#### Data excerpts

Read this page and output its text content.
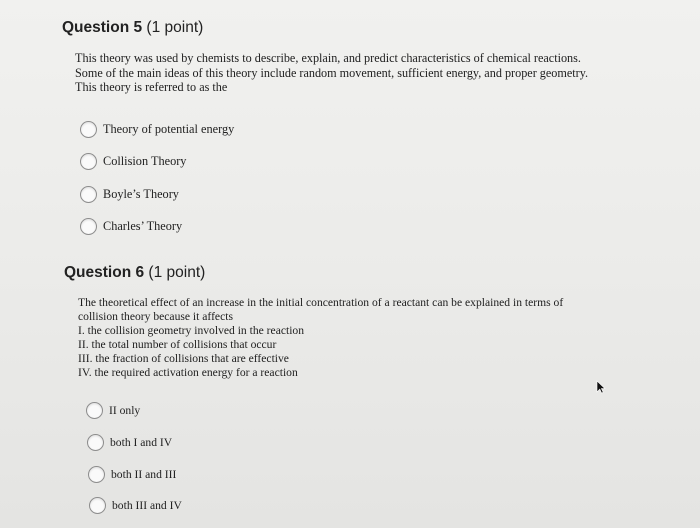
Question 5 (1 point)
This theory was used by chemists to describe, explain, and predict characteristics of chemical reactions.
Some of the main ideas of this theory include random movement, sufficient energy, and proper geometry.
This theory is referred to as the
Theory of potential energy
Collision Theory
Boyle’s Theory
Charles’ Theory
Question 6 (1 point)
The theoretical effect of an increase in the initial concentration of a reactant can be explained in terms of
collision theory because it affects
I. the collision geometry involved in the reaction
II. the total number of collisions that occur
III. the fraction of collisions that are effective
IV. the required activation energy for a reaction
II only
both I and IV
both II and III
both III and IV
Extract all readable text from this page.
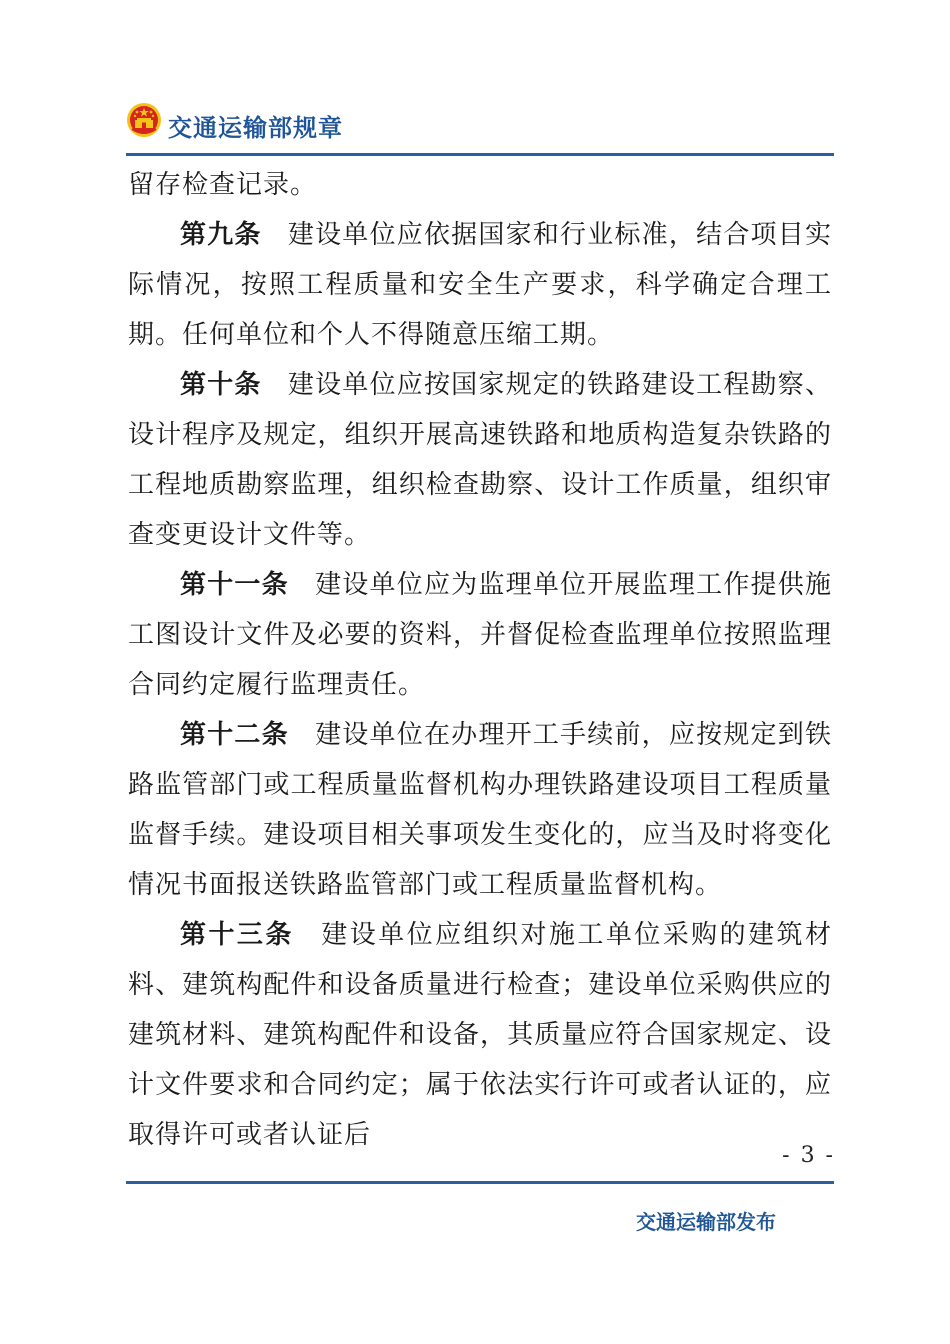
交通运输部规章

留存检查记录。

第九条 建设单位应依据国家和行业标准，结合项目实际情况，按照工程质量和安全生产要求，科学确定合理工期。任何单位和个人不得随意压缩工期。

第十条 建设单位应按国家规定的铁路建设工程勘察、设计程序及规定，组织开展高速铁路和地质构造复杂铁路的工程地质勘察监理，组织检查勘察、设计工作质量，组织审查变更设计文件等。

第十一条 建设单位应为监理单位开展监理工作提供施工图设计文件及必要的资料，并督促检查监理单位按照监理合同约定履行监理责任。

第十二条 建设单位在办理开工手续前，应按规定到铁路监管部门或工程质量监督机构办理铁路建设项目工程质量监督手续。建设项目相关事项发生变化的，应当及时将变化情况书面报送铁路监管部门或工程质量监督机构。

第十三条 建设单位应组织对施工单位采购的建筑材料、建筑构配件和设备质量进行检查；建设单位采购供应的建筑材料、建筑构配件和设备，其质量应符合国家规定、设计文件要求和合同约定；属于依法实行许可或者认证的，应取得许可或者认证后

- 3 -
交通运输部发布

########
#### Data excerpts

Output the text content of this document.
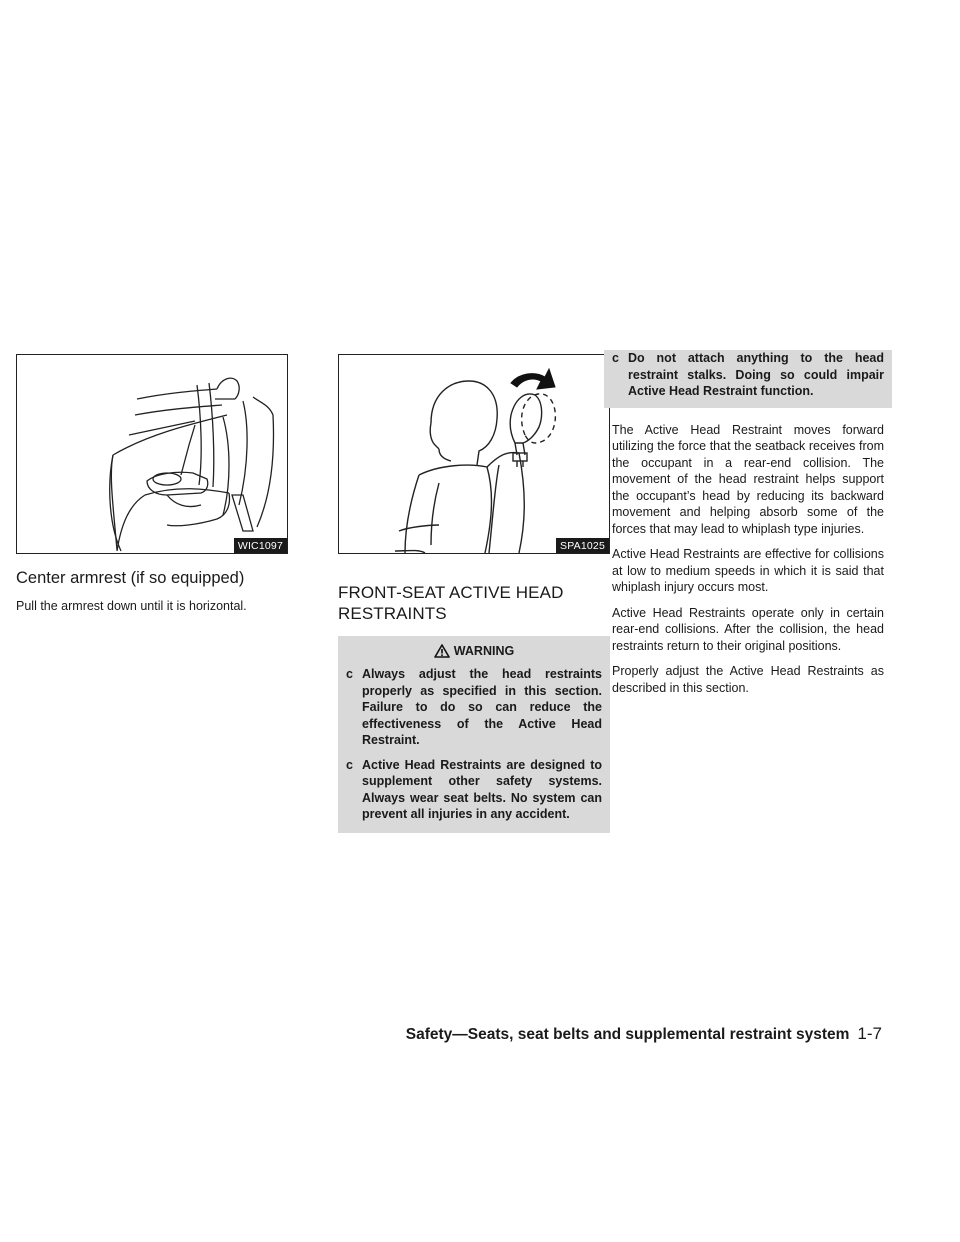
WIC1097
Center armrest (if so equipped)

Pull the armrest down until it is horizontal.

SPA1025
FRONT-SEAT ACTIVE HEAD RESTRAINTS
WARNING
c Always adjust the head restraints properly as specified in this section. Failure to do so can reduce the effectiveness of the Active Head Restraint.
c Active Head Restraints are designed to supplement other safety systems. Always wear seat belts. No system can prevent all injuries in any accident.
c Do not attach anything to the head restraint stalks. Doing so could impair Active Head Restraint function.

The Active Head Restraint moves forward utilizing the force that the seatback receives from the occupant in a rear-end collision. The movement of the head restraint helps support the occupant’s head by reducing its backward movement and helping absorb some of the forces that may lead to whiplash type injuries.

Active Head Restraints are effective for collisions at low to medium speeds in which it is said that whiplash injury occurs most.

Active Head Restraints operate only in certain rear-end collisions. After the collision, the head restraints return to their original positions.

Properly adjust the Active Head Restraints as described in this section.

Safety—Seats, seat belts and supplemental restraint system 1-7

########
#### Data excerpts

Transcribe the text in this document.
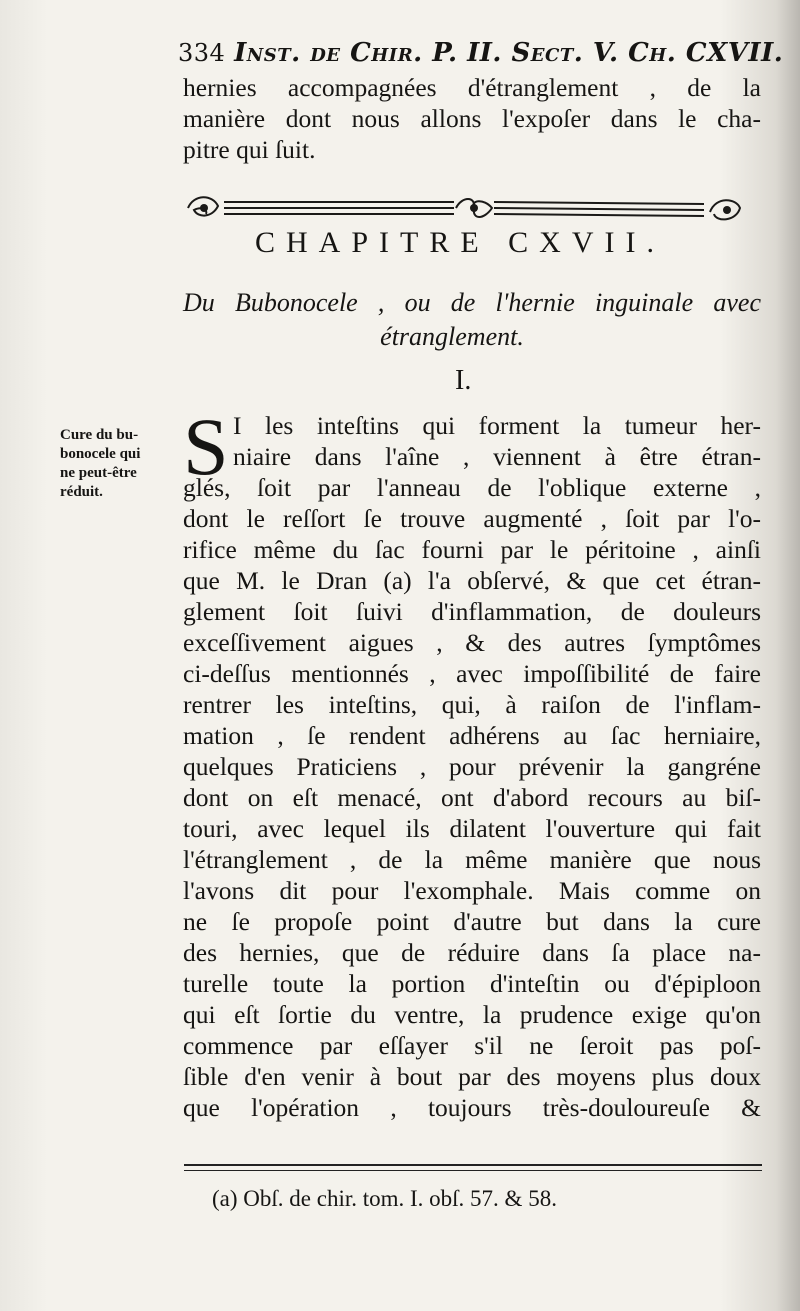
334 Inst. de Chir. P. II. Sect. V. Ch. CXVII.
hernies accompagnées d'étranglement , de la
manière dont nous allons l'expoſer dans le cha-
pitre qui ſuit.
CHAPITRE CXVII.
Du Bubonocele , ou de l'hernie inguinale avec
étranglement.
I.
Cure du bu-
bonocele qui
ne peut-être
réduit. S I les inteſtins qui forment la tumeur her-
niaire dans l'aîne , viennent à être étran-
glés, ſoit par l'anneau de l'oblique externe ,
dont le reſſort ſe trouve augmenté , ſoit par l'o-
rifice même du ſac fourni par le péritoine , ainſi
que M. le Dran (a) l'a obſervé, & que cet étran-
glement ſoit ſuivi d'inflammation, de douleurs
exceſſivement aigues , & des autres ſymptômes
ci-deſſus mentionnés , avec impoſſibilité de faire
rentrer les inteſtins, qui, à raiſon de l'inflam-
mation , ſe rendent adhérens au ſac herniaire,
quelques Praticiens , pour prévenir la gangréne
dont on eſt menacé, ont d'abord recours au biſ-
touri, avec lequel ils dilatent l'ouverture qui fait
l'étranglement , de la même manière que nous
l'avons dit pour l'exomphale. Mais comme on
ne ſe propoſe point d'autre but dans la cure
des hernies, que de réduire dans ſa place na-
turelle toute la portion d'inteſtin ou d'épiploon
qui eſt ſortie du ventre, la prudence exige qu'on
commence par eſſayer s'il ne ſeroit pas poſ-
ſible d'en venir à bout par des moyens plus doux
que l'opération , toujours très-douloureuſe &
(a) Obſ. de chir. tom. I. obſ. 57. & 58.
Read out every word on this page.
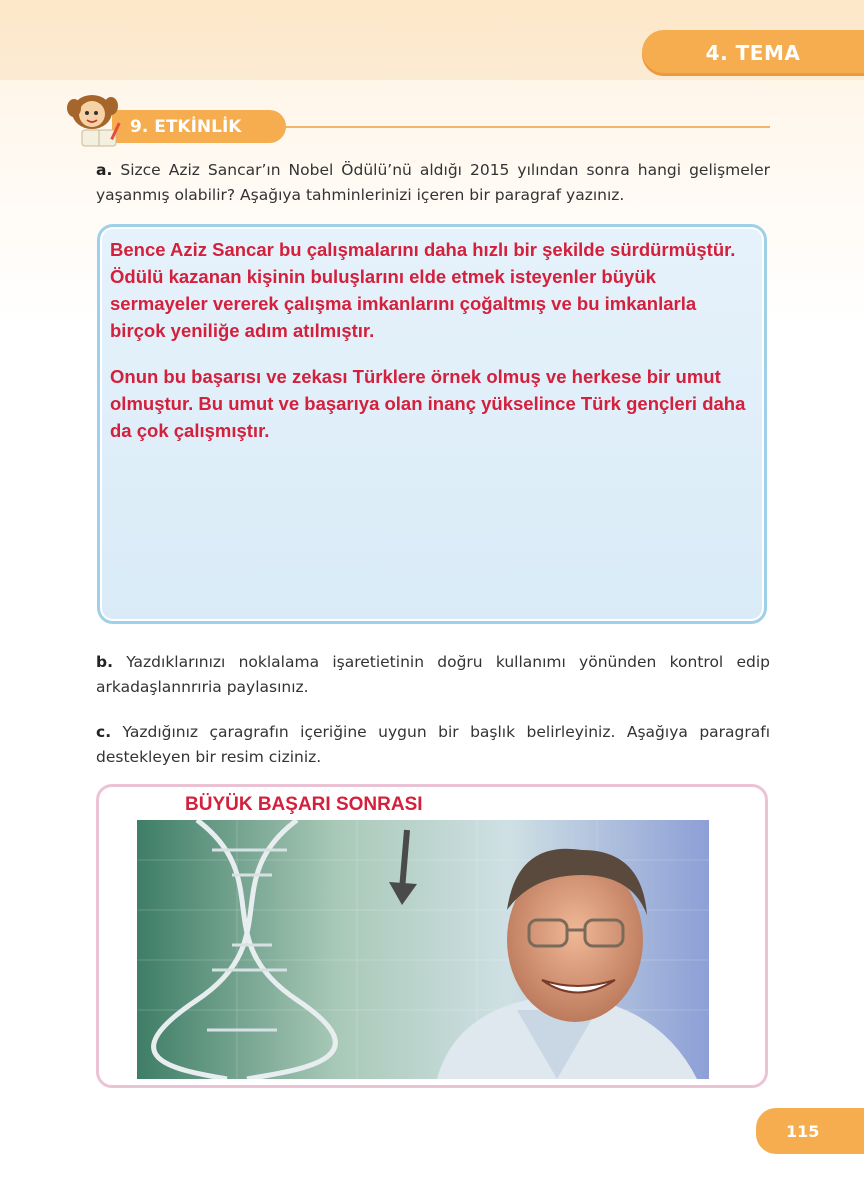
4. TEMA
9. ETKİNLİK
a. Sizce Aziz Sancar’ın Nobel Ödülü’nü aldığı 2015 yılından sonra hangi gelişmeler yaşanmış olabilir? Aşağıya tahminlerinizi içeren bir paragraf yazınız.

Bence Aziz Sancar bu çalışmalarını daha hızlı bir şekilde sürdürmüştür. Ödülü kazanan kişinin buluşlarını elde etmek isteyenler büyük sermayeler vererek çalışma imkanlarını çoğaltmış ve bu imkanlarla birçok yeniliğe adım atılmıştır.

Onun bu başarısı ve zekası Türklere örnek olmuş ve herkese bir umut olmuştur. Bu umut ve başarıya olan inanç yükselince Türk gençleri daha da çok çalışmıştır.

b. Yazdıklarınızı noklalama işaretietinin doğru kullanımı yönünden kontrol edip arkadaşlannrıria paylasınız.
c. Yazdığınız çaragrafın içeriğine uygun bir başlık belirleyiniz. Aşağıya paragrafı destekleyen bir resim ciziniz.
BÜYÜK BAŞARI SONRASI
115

########

* _Work required_
From the listing above, pick out every line containing "être".

* _Response to this exercise_
ne peut-être
niaire dans l'aîne , viennent à être étran-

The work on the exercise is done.